* **Data supplied**
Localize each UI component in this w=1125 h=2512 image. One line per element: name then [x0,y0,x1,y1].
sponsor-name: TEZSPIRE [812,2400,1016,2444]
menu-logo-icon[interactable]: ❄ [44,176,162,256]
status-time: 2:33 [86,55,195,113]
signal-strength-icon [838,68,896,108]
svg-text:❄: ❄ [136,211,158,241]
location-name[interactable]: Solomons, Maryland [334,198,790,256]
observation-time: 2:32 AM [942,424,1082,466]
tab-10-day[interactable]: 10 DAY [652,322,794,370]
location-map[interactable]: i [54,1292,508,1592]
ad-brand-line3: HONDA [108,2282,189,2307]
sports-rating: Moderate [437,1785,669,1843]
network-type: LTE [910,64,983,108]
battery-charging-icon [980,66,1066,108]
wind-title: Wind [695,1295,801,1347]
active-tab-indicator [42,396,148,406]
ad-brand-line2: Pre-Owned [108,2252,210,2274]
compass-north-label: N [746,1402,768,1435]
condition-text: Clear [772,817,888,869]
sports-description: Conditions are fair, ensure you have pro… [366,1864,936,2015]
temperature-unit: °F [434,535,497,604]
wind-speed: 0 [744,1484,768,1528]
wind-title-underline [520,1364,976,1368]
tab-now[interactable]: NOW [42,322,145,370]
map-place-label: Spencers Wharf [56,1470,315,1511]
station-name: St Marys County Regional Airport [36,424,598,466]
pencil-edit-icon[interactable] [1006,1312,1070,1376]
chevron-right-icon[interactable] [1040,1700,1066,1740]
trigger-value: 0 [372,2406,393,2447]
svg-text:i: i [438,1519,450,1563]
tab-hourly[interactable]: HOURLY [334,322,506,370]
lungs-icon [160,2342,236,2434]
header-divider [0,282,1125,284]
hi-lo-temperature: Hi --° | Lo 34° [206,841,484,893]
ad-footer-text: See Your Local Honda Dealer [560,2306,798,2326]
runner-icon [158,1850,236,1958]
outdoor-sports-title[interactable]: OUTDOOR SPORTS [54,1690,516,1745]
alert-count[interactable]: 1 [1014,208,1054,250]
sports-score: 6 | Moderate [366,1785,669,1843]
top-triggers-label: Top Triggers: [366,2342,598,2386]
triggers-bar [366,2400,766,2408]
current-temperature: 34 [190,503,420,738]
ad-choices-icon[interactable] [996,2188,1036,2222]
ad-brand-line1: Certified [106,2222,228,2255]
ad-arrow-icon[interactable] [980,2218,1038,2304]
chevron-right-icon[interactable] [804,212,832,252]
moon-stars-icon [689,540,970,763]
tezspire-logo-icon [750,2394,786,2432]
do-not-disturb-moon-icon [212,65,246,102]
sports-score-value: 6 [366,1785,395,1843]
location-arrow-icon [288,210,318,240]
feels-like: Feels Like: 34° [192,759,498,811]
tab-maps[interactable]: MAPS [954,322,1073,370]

* **Your objective**
Can you reproduce the entries from the very first line through the line containing "sports-rating: Moderate [437,1785,669,1843]", both ends included, and nothing else?

* **Exercise response**
Localize each UI component in this w=1125 h=2512 image. One line per element: name then [x0,y0,x1,y1].
sponsor-name: TEZSPIRE [812,2400,1016,2444]
menu-logo-icon[interactable]: ❄ [44,176,162,256]
status-time: 2:33 [86,55,195,113]
signal-strength-icon [838,68,896,108]
svg-text:❄: ❄ [136,211,158,241]
location-name[interactable]: Solomons, Maryland [334,198,790,256]
observation-time: 2:32 AM [942,424,1082,466]
tab-10-day[interactable]: 10 DAY [652,322,794,370]
location-map[interactable]: i [54,1292,508,1592]
ad-brand-line3: HONDA [108,2282,189,2307]
sports-rating: Moderate [437,1785,669,1843]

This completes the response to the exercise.